- INPUT ROWS
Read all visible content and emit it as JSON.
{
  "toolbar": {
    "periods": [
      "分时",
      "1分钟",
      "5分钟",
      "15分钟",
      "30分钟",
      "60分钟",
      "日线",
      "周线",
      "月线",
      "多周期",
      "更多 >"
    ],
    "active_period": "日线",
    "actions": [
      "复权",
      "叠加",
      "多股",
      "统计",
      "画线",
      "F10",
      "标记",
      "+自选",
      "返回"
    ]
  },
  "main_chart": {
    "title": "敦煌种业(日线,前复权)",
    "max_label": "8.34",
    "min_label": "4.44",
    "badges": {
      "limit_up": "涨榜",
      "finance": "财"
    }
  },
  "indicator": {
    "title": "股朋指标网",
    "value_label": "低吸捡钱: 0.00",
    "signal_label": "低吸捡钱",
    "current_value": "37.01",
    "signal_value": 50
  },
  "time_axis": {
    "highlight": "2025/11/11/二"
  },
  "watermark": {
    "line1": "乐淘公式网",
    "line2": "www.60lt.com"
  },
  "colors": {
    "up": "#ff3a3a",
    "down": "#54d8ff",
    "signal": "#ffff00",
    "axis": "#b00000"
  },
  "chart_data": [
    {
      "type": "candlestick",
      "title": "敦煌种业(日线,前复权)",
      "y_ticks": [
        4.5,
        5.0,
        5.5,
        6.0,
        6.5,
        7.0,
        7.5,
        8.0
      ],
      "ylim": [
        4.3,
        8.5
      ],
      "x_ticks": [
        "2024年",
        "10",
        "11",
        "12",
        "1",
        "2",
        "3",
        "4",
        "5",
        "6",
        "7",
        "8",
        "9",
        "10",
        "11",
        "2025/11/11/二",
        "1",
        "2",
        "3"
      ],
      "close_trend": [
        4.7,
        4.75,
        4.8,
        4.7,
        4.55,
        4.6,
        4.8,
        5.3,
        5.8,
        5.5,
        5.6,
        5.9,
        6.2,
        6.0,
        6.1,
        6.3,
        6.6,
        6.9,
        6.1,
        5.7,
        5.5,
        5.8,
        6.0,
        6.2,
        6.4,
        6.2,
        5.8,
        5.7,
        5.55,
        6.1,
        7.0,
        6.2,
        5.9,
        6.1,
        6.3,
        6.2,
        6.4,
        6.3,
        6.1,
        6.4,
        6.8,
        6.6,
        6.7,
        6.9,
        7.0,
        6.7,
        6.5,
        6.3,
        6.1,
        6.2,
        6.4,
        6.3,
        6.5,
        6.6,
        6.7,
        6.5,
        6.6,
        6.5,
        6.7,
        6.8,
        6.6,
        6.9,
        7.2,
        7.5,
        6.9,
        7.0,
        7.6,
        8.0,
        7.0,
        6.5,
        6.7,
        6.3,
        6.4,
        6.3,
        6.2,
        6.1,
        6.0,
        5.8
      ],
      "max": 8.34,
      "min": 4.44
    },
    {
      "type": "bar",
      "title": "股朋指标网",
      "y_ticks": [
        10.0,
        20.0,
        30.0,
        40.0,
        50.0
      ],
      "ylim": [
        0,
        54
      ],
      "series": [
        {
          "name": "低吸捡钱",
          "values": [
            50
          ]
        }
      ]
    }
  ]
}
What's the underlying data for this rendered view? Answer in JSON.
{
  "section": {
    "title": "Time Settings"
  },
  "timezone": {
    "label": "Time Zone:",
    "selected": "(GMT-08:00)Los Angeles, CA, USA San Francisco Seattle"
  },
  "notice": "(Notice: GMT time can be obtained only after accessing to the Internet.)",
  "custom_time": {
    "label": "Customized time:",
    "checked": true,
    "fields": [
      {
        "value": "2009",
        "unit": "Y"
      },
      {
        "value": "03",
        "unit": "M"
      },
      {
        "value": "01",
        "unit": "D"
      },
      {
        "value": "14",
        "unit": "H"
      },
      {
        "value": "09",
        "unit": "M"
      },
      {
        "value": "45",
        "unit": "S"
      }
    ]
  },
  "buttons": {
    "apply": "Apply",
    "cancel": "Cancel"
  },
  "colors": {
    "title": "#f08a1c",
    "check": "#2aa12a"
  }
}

- EXERCISE PROMPT
Set down, unchanged, the line that contains "What's the underlying" together with every later line in the records, through the last one.

- RESULT
What's the underlying data for this rendered view? Answer in JSON.
{
  "section": {
    "title": "Time Settings"
  },
  "timezone": {
    "label": "Time Zone:",
    "selected": "(GMT-08:00)Los Angeles, CA, USA San Francisco Seattle"
  },
  "notice": "(Notice: GMT time can be obtained only after accessing to the Internet.)",
  "custom_time": {
    "label": "Customized time:",
    "checked": true,
    "fields": [
      {
        "value": "2009",
        "unit": "Y"
      },
      {
        "value": "03",
        "unit": "M"
      },
      {
        "value": "01",
        "unit": "D"
      },
      {
        "value": "14",
        "unit": "H"
      },
      {
        "value": "09",
        "unit": "M"
      },
      {
        "value": "45",
        "unit": "S"
      }
    ]
  },
  "buttons": {
    "apply": "Apply",
    "cancel": "Cancel"
  },
  "colors": {
    "title": "#f08a1c",
    "check": "#2aa12a"
  }
}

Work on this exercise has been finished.